> SELECTED EXCERPT
☆ ☆ ☆ ☆
How Introverts Can Live Life on Their Own Terms Without Worry

For introverts to live life on their own terms, they should embrace self-determination, minimalism, and frugality.

One of my greatest joys in life was when I attended college. Every day was structured and regimented, and I needed very little to survive. And since I was a struggling student (No car and limited money), I didn’t have a care in the world despite my shortcomings.

As I have gotten older, I tried to maintain the life I had in college with very few luxuries.

This was more out of a strategy to pursue what I wanted most out of life—writing and developing intellectual property.

I haven’t taken a vow of poverty, but I realized early on that reading, studying, and publishing my thoughts gave me the greatest joy.

I never expected to write the Great American Novel, but only wished to earn a living through writing, which I am still pursuing diligently.

The beauty of this life is the joy of following what I love, and aligning everything with this love.

By conventional standards, many would say that I am living beneath my education and employability.

However, once I determined that writing was my calling, every job I held was merely to pay my bills, so that I can write more.

How Introverts Can Live Life

I have discovered that the lucky ones in life are rewarded by finding an avocation that turns into a vocation over time.

To live life on your own terms requires that you create a lifestyle where your avocation is at the center of everything you do.

Additionally, if you want to live life on your terms by developing a business, venture, or enterprise, consider it a mere hypothesis as you gather evidence for its long-term viability.

However, it’s your choice whether you want to turn an avocation into a vocation or enjoy an avocation leisurely.

Dr. Ellen Burts-Cooper of Improve Consulting and Training Group said, “I’m convinced whatever you enjoy as a hobby or passion can be turned into your career. Some people want to keep their hobbies just that, keeping their passion separate from the way they earn a living. Others search for something more in terms of a career yet something enjoyable. So why not turn one of your passions into the way you earn a living? Most people have more than one passion, so pick one that provides the easiest transition from your avocation to your vocation. If you put in enough time and energy, you can take any idea and figure out a way to add value in order to earn income” (p. 1).

Dr. Burts-Cooper is correct in her assessment. However, the lifestyle you must embrace to pursue your aspirations isn’t discussed or emphasized often enough.

The time it takes to turn a hobby into a career is long and arduous. The late Steve Jobs once talked about the necessity of being passionate about what you are pursuing because it takes such a long time to achieve it. He said that if you’re not passionate about it, you’ll give up on it.

So, living life on your terms starts with creating a suitable lifestyle for long-term success.

Everything starts with self-determination

Educational consultant Kendra Cherry said, “In psychology, self-determination is an important concept that refers to each person’s ability to make choices and manage their own life. This ability plays an important role in psychological health and well-being. Self-determination allows people to feel that they have control over their choices and lives. It also has an impact on motivation—people feel more motivated to take action when they feel that what they do will have an effect on the outcome” (para. 1).

Choosing to live life on your terms starts with committing to the process and the journey.
☆ ☆ ☆ ☆
> SUPPLIED DATA
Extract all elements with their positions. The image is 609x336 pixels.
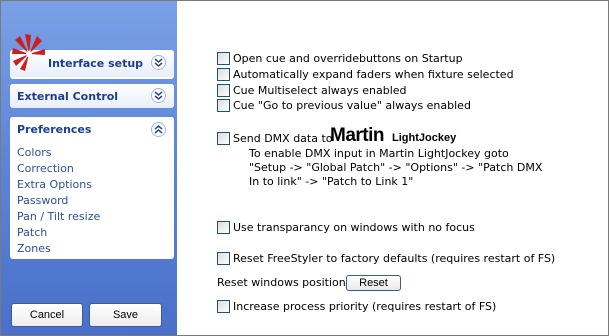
☆ ☆ ☆ ☆
> WHAT IS EXPECTED
In the essay on introverts living life on their own terms, which three things does it say introverts should embrace?

> RESULT OF THE TASK
Self-determination, minimalism, and frugality.